What you need to do ▸
From the listing below, pull out every line where the string "right" appears.

___ Data shown ___

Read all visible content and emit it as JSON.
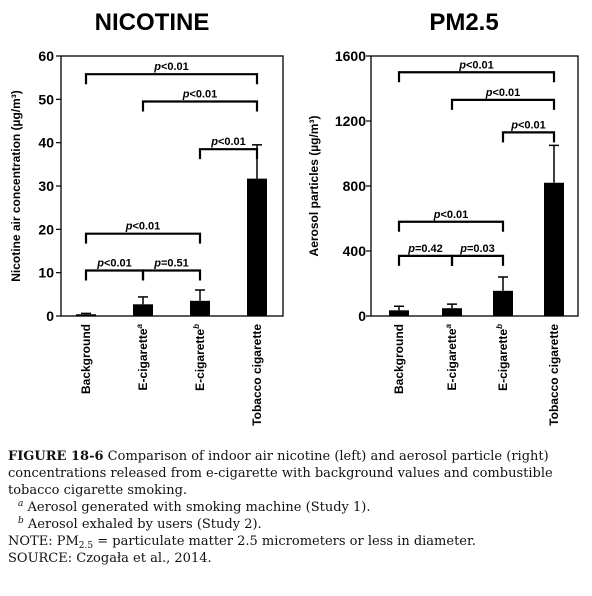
{
  "chart_data": [
    {
      "type": "bar",
      "title": "NICOTINE",
      "ylabel": "Nicotine air concentration (µg/m³)",
      "categories": [
        "Background",
        "E-cigarette",
        "E-cigarette",
        "Tobacco cigarette"
      ],
      "category_superscripts": [
        "",
        "a",
        "b",
        ""
      ],
      "values": [
        0.4,
        2.7,
        3.5,
        31.7
      ],
      "errors": [
        0.2,
        1.7,
        2.5,
        7.8
      ],
      "ylim": [
        0,
        60
      ],
      "yticks": [
        0,
        10,
        20,
        30,
        40,
        50,
        60
      ],
      "bar_color": "#000000",
      "comparisons": [
        {
          "from": 2,
          "to": 3,
          "label": "p<0.01",
          "level": 38.5
        },
        {
          "from": 1,
          "to": 3,
          "label": "p<0.01",
          "level": 49.5
        },
        {
          "from": 0,
          "to": 3,
          "label": "p<0.01",
          "level": 55.8
        },
        {
          "from": 0,
          "to": 1,
          "label": "p<0.01",
          "level": 10.5
        },
        {
          "from": 1,
          "to": 2,
          "label": "p=0.51",
          "level": 10.5
        },
        {
          "from": 0,
          "to": 2,
          "label": "p<0.01",
          "level": 19.0
        }
      ]
    },
    {
      "type": "bar",
      "title": "PM2.5",
      "ylabel": "Aerosol particles (µg/m³)",
      "categories": [
        "Background",
        "E-cigarette",
        "E-cigarette",
        "Tobacco cigarette"
      ],
      "category_superscripts": [
        "",
        "a",
        "b",
        ""
      ],
      "values": [
        35,
        48,
        155,
        820
      ],
      "errors": [
        25,
        25,
        85,
        230
      ],
      "ylim": [
        0,
        1600
      ],
      "yticks": [
        0,
        400,
        800,
        1200,
        1600
      ],
      "bar_color": "#000000",
      "comparisons": [
        {
          "from": 2,
          "to": 3,
          "label": "p<0.01",
          "level": 1130
        },
        {
          "from": 1,
          "to": 3,
          "label": "p<0.01",
          "level": 1330
        },
        {
          "from": 0,
          "to": 3,
          "label": "p<0.01",
          "level": 1500
        },
        {
          "from": 0,
          "to": 1,
          "label": "p=0.42",
          "level": 370
        },
        {
          "from": 1,
          "to": 2,
          "label": "p=0.03",
          "level": 370
        },
        {
          "from": 0,
          "to": 2,
          "label": "p<0.01",
          "level": 580
        }
      ]
    }
  ],
  "caption": {
    "figure_label": "FIGURE 18-6",
    "text": "Comparison of indoor air nicotine (left) and aerosol particle (right) concentrations released from e-cigarette with background values and combustible tobacco cigarette smoking.",
    "line1": "Comparison of indoor air nicotine (left) and aerosol particle (right)",
    "line2": "concentrations released from e-cigarette with background values and combustible",
    "line3": "tobacco cigarette smoking.",
    "footnote_a_mark": "a",
    "footnote_a": "Aerosol generated with smoking machine (Study 1).",
    "footnote_b_mark": "b",
    "footnote_b": "Aerosol exhaled by users (Study 2).",
    "note_prefix": "NOTE: PM",
    "note_sub": "2.5",
    "note_rest": " = particulate matter 2.5 micrometers or less in diameter.",
    "source": "SOURCE: Czogała et al., 2014."
  }
}
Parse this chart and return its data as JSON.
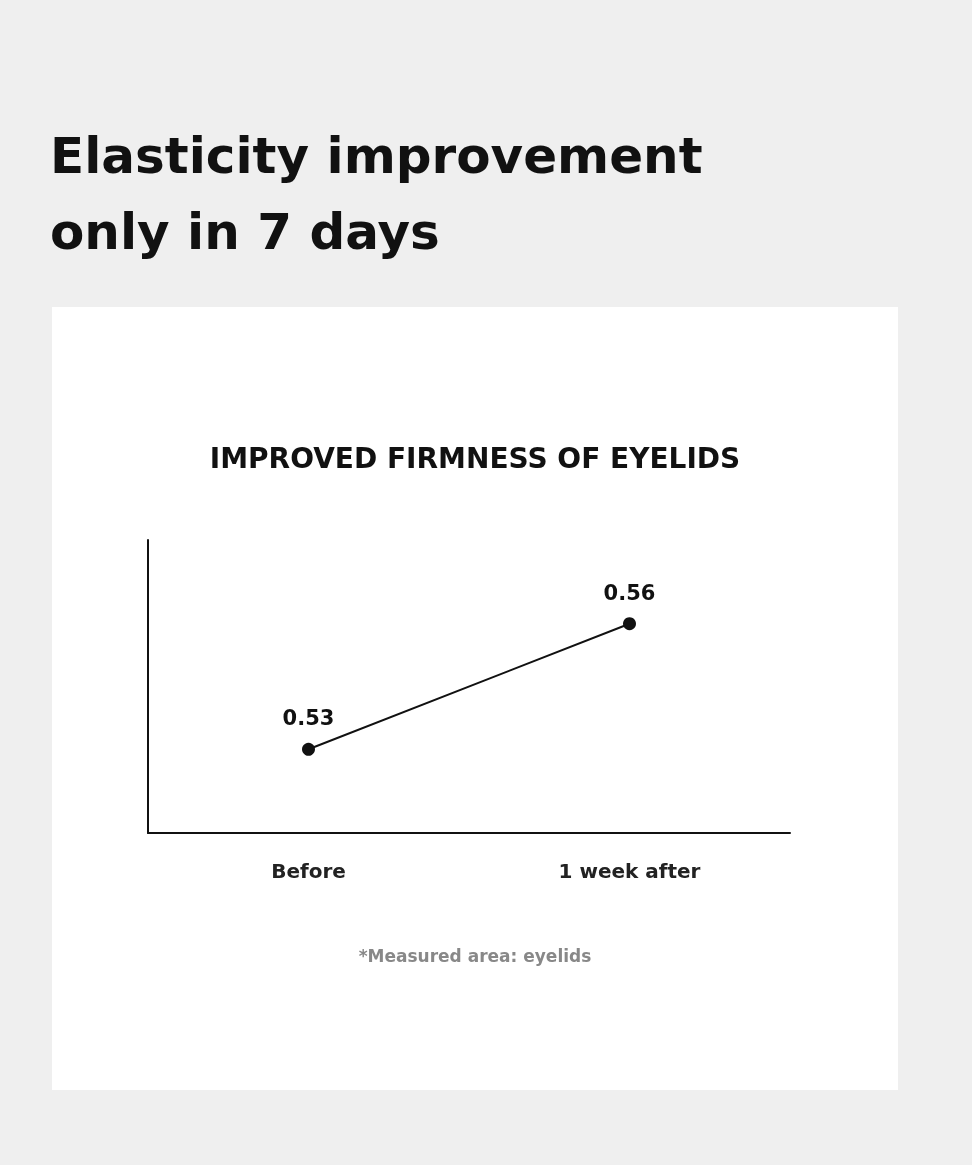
{
  "chart_data": {
    "type": "line",
    "title": "Elasticity improvement only in 7 days",
    "subtitle": "IMPROVED FIRMNESS OF EYELIDS",
    "categories": [
      "Before",
      "1 week after"
    ],
    "series": [
      {
        "color": "#111111",
        "values": [
          0.53,
          0.56
        ]
      }
    ],
    "ylim": [
      0.51,
      0.58
    ],
    "tick_labels": "x",
    "data_labels": true,
    "marker": "circle",
    "grid": false,
    "annotations": [
      "*Measured area: eyelids"
    ]
  }
}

___

Result of the exercise ▸
    "text": "Comparison of indoor air nicotine (left) and aerosol particle (right) concentrations released from e-cigarette with background values and combustible tobacco cigarette smoking.",
    "line1": "Comparison of indoor air nicotine (left) and aerosol particle (right)",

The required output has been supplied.